AIM
Where does the string "Fanny" appear? Copy every line of the entries below that holds it.

[Collection entries]
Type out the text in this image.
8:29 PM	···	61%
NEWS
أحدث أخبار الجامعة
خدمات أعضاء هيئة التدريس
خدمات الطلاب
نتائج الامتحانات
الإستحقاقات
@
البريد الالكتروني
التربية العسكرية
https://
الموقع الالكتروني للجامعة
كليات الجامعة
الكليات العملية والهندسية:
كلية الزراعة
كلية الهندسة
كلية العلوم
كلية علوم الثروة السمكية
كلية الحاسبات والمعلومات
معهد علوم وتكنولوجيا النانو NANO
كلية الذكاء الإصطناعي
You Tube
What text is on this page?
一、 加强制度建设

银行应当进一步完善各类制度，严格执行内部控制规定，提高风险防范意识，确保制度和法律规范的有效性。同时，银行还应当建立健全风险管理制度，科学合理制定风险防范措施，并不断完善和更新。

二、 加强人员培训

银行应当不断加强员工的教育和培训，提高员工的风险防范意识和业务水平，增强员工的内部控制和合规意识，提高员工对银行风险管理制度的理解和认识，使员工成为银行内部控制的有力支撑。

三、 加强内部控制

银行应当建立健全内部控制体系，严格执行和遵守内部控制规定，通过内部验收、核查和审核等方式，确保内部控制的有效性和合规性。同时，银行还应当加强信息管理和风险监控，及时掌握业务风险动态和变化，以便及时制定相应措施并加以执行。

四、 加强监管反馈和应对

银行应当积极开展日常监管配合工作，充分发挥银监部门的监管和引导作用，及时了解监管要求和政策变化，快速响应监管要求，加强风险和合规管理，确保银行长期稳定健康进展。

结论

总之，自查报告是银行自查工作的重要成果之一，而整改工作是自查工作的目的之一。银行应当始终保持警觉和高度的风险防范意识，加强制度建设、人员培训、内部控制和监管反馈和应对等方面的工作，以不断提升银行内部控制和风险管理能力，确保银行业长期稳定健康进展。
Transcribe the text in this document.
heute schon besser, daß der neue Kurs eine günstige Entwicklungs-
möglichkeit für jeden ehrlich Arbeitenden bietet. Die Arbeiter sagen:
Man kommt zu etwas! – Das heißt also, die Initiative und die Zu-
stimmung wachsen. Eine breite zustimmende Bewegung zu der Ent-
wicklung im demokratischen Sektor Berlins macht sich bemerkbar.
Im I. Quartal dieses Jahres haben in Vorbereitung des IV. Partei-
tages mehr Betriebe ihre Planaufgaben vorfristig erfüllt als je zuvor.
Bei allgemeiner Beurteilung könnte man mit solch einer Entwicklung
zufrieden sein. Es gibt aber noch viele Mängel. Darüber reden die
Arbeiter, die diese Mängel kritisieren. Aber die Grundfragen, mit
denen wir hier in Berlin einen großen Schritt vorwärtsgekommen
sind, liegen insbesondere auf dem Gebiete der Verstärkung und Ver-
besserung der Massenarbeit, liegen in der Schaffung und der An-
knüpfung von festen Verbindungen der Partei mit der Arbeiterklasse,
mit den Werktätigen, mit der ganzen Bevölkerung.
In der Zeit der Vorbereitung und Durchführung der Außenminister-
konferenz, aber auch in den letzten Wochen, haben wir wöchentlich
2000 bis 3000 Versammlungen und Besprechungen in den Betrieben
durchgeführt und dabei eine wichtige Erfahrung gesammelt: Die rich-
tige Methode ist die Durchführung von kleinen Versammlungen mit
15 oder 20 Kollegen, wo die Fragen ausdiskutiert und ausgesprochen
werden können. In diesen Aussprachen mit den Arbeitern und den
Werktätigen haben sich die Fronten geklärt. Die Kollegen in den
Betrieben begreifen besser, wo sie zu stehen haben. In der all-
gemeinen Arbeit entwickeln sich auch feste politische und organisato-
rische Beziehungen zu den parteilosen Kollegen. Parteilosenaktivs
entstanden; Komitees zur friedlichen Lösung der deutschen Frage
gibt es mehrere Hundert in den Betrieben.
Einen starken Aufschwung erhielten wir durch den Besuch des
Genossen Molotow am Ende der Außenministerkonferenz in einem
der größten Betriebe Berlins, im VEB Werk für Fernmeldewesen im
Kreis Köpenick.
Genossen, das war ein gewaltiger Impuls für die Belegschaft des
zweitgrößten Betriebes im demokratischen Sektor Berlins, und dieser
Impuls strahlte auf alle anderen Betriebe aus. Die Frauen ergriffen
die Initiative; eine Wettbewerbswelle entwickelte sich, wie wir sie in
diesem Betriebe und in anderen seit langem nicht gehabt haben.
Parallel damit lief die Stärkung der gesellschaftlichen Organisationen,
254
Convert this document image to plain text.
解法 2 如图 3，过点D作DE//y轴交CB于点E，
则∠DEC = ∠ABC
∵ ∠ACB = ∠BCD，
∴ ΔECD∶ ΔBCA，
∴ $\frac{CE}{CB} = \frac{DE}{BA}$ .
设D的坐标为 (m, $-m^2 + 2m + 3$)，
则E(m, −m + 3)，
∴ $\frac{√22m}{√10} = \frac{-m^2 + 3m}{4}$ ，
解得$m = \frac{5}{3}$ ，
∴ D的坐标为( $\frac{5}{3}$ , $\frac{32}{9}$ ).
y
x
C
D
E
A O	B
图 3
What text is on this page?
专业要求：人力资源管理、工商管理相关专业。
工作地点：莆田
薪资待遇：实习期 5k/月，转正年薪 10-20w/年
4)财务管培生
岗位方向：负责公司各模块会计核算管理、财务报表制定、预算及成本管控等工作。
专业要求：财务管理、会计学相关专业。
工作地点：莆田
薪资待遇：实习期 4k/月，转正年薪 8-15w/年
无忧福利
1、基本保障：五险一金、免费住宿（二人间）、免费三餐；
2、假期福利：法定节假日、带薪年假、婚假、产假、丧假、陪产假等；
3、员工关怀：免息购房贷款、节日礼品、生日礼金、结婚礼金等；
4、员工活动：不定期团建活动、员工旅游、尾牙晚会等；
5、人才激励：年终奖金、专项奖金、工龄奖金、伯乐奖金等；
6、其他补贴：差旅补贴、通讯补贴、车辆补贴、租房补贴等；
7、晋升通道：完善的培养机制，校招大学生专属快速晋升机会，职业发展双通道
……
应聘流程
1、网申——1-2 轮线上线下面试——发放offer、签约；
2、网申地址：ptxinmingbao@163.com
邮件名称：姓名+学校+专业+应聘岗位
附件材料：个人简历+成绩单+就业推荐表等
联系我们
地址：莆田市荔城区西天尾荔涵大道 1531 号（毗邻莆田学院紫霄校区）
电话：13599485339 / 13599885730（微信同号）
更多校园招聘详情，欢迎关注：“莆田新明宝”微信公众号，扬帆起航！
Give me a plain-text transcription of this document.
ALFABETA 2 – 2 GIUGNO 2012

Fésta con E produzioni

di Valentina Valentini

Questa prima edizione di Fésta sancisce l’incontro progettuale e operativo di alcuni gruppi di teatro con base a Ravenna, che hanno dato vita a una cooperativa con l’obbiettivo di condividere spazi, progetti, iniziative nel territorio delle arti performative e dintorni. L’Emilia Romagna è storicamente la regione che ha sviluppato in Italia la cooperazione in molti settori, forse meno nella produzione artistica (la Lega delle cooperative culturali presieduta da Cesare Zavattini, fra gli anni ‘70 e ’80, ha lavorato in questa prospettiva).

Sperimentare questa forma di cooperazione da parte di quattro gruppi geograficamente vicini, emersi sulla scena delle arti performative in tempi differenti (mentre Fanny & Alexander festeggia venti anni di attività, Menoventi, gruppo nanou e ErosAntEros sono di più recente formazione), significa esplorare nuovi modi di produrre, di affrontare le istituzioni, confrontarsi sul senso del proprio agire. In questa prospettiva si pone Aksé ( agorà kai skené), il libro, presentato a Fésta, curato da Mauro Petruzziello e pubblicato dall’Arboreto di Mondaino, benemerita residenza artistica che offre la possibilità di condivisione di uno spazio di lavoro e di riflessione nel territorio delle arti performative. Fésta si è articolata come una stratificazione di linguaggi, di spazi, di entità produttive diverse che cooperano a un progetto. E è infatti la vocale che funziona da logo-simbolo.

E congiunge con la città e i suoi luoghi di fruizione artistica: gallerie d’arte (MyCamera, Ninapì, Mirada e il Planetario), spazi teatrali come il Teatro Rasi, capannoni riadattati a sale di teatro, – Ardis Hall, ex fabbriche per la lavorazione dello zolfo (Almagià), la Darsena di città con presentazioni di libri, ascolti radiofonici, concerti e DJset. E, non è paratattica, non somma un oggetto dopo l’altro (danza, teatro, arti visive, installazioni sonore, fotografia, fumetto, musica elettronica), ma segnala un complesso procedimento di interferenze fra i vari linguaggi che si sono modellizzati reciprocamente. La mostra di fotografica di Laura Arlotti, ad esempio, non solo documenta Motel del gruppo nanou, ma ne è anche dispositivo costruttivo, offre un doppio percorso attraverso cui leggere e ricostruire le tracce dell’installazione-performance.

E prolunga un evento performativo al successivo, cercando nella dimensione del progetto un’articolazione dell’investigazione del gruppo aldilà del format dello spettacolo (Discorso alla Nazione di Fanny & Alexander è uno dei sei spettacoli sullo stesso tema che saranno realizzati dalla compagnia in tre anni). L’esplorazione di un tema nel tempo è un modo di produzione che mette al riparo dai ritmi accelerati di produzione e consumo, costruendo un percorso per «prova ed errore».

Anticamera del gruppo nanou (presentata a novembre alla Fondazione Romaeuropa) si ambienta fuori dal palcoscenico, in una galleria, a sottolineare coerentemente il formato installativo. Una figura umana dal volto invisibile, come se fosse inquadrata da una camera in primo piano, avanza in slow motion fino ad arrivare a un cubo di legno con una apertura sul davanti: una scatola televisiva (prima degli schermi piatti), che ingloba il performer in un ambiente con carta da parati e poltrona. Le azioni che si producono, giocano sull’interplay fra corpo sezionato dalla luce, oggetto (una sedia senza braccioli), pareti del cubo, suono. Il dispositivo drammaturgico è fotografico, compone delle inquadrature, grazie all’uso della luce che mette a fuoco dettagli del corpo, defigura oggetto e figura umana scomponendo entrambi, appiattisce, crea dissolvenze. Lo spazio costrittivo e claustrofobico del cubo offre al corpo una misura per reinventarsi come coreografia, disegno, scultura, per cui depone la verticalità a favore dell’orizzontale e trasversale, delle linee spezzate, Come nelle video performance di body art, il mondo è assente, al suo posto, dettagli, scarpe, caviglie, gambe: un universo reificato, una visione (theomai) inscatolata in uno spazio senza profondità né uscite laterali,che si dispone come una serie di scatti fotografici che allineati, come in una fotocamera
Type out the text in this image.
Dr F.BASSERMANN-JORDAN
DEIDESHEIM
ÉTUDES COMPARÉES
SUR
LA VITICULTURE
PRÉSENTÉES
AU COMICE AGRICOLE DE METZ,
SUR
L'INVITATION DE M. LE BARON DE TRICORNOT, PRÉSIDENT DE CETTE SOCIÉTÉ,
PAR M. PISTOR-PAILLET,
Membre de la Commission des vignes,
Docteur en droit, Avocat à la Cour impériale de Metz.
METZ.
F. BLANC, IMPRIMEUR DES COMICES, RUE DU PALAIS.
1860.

SOLUTION
Sperimentare questa forma di cooperazione da parte di quattro gruppi geograficamente vicini, emersi sulla scena delle arti performative in tempi differenti (mentre Fanny & Alexander festeggia venti anni di attività, Menoventi, gruppo nanou e ErosAntEros sono di più recente formazione), significa esplorare nuovi modi di produrre, di affrontare le istituzioni, confrontarsi sul senso del proprio agire. In questa prospettiva si pone Aksé ( agorà kai skené), il libro, presentato a Fésta, curato da Mauro Petruzziello e pubblicato dall’Arboreto di Mondaino, benemerita residenza artistica che offre la possibilità di condivisione di uno spazio di lavoro e di riflessione nel territorio delle arti performative. Fésta si è articolata come una stratificazione di linguaggi, di spazi, di entità produttive diverse che cooperano a un progetto. E è infatti la vocale che funziona da logo-simbolo.
E prolunga un evento performativo al successivo, cercando nella dimensione del progetto un’articolazione dell’investigazione del gruppo aldilà del format dello spettacolo (Discorso alla Nazione di Fanny & Alexander è uno dei sei spettacoli sullo stesso tema che saranno realizzati dalla compagnia in tre anni). L’esplorazione di un tema nel tempo è un modo di produzione che mette al riparo dai ritmi accelerati di produzione e consumo, costruendo un percorso per «prova ed errore».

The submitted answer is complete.